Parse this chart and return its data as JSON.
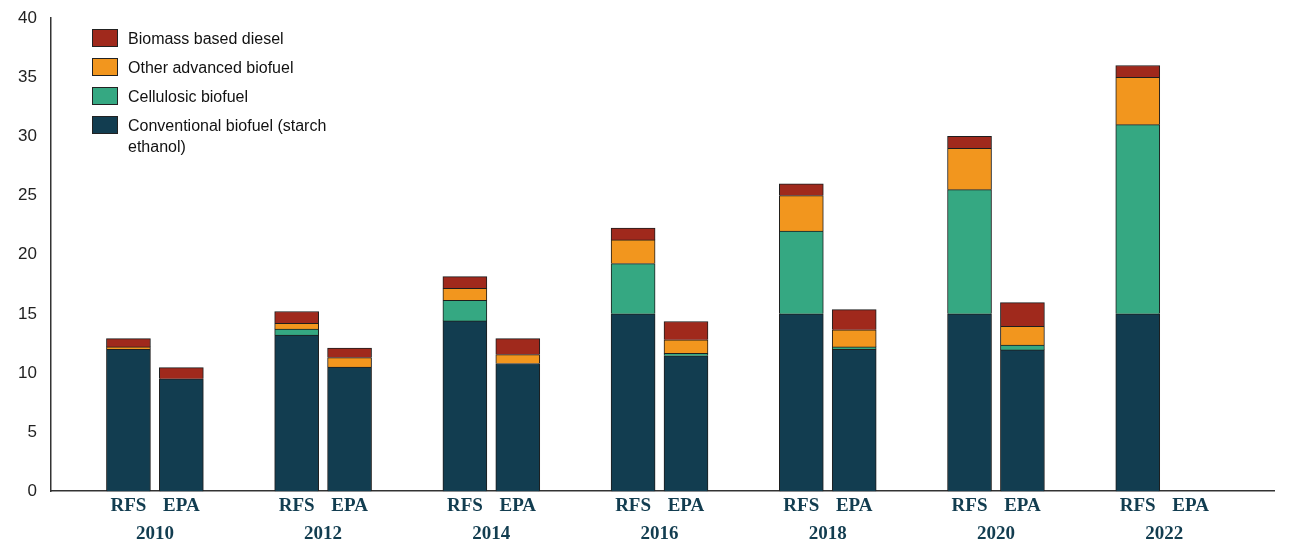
{
  "chart_data": {
    "type": "bar",
    "stacked": true,
    "categories": [
      "RFS",
      "EPA",
      "RFS",
      "EPA",
      "RFS",
      "EPA",
      "RFS",
      "EPA",
      "RFS",
      "EPA",
      "RFS",
      "EPA",
      "RFS",
      "EPA"
    ],
    "series": [
      {
        "name": "Conventional biofuel (starch ethanol)",
        "color": "#123d50",
        "values": [
          12.0,
          9.5,
          13.2,
          10.5,
          14.4,
          10.8,
          15.0,
          11.45,
          15.0,
          12.0,
          15.0,
          11.95,
          15.0,
          null
        ]
      },
      {
        "name": "Cellulosic biofuel",
        "color": "#35a882",
        "values": [
          0,
          0,
          0.5,
          0,
          1.75,
          0,
          4.25,
          0.2,
          7.0,
          0.2,
          10.5,
          0.4,
          16.0,
          null
        ]
      },
      {
        "name": "Other advanced biofuel",
        "color": "#f2961e",
        "values": [
          0.2,
          0,
          0.5,
          0.8,
          1.0,
          0.75,
          2.0,
          1.15,
          3.0,
          1.45,
          3.5,
          1.6,
          4.0,
          null
        ]
      },
      {
        "name": "Biomass based diesel",
        "color": "#a0291c",
        "values": [
          0.7,
          0.95,
          1.0,
          0.8,
          1.0,
          1.35,
          1.0,
          1.55,
          1.0,
          1.7,
          1.0,
          2.0,
          1.0,
          null
        ]
      }
    ],
    "annotations": [
      "2010",
      "2012",
      "2014",
      "2016",
      "2018",
      "2020",
      "2022"
    ],
    "ylim": [
      0,
      40
    ],
    "yticks": [
      0,
      5,
      10,
      15,
      20,
      25,
      30,
      35,
      40
    ],
    "grid": false,
    "legend": "top left"
  }
}
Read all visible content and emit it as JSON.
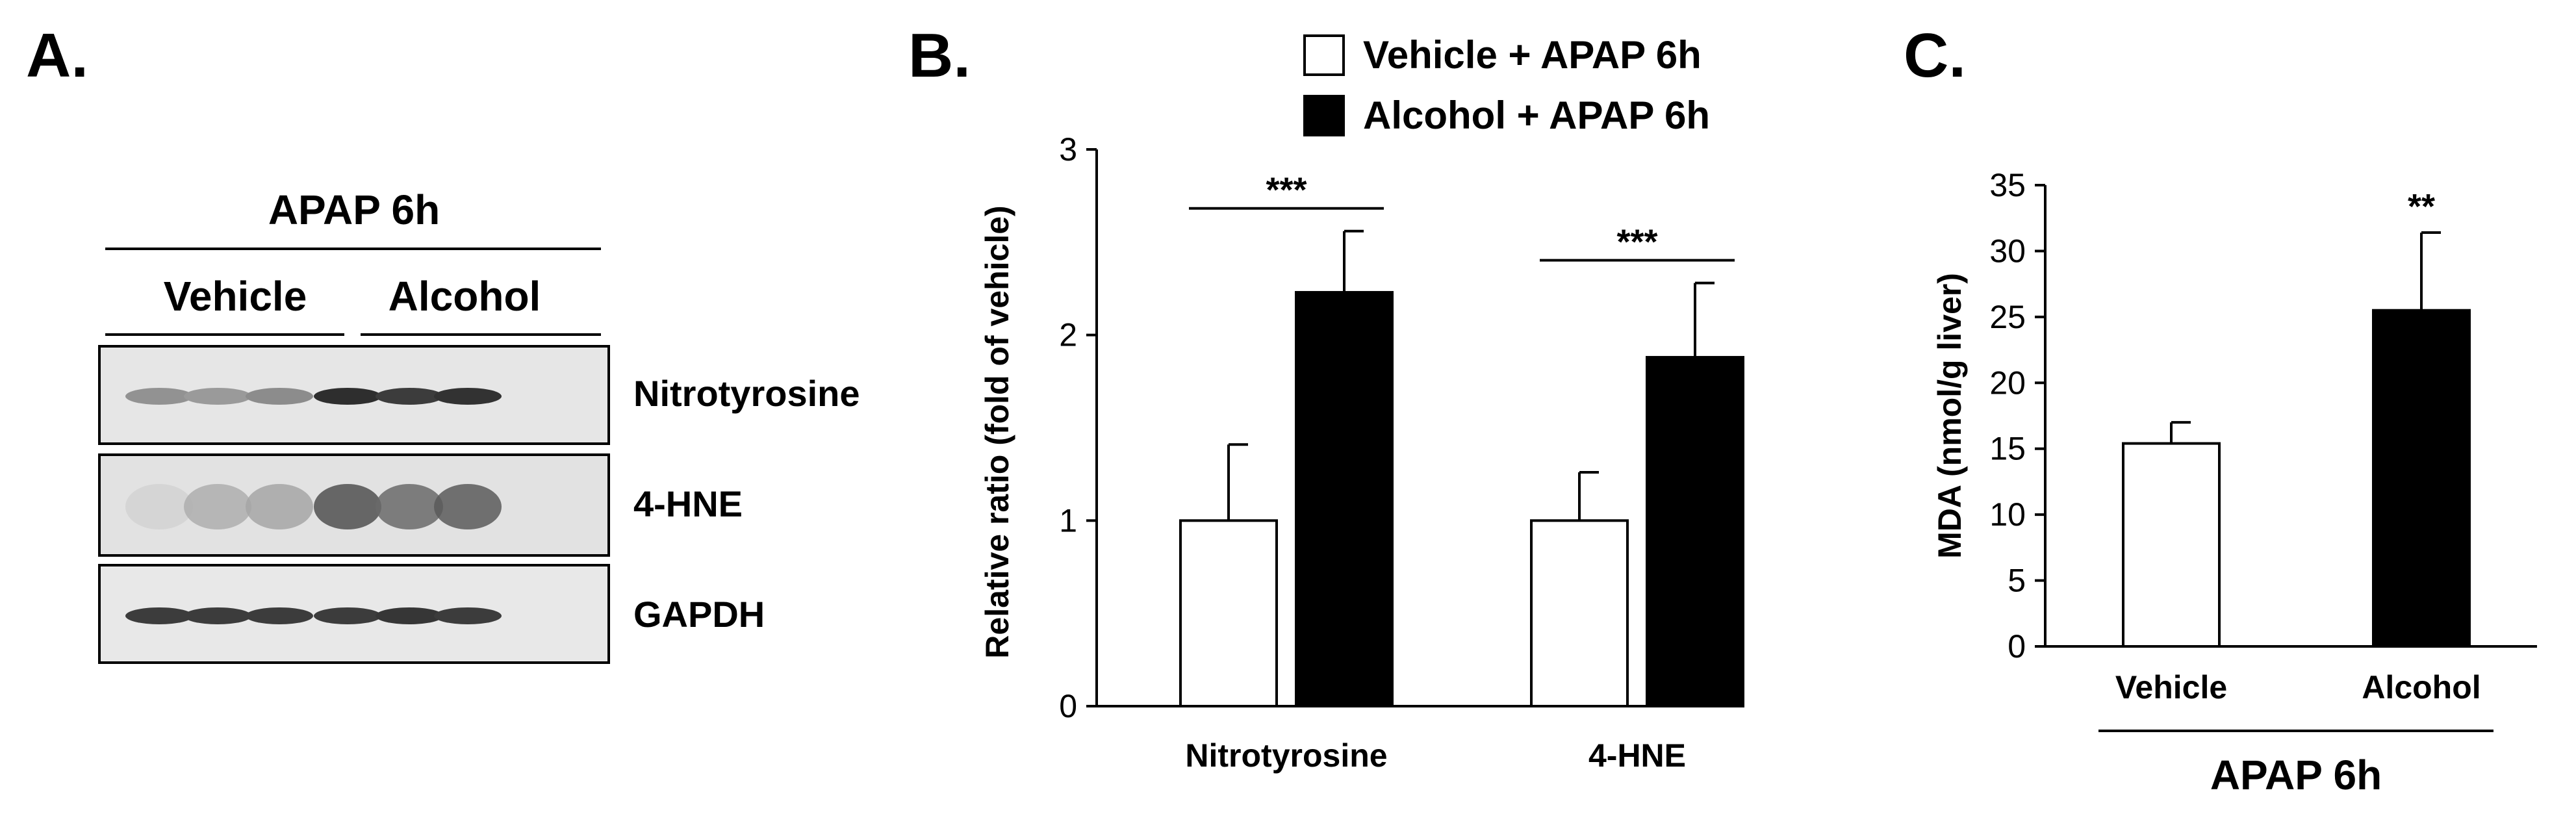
{
  "panel_a": {
    "letter": "A.",
    "header": "APAP 6h",
    "groups": [
      "Vehicle",
      "Alcohol"
    ],
    "blots": [
      {
        "label": "Nitrotyrosine",
        "intensity": [
          0.42,
          0.38,
          0.45,
          0.92,
          0.85,
          0.9
        ]
      },
      {
        "label": "4-HNE",
        "intensity": [
          0.1,
          0.28,
          0.32,
          0.75,
          0.62,
          0.7
        ]
      },
      {
        "label": "GAPDH",
        "intensity": [
          0.85,
          0.85,
          0.85,
          0.85,
          0.88,
          0.85
        ]
      }
    ]
  },
  "chart_data": [
    {
      "panel": "B.",
      "type": "bar",
      "categories": [
        "Nitrotyrosine",
        "4-HNE"
      ],
      "ylabel": "Relative ratio (fold of vehicle)",
      "ylim": [
        0,
        3
      ],
      "yticks": [
        "0",
        "1",
        "2",
        "3"
      ],
      "series": [
        {
          "name": "Vehicle + APAP 6h",
          "values": [
            1.0,
            1.0
          ],
          "errors": [
            0.41,
            0.26
          ],
          "color": "#ffffff"
        },
        {
          "name": "Alcohol + APAP 6h",
          "values": [
            2.23,
            1.88
          ],
          "errors": [
            0.33,
            0.4
          ],
          "color": "#000000"
        }
      ],
      "significance": [
        "***",
        "***"
      ],
      "legend_position": "top"
    },
    {
      "panel": "C.",
      "type": "bar",
      "categories": [
        "Vehicle",
        "Alcohol"
      ],
      "ylabel": "MDA (nmol/g liver)",
      "ylim": [
        0,
        35
      ],
      "yticks": [
        "0",
        "5",
        "10",
        "15",
        "20",
        "25",
        "30",
        "35"
      ],
      "values": [
        15.4,
        25.5
      ],
      "errors": [
        1.6,
        5.9
      ],
      "colors": [
        "#ffffff",
        "#000000"
      ],
      "significance": [
        "",
        "**"
      ],
      "group_label": "APAP 6h"
    }
  ]
}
■ ■ ■ ■ ■ ■ ■
Problem: Looking at the listing above, how many of its lines contain the string "APAP"? Give the number alone.

Response for this exercise: 4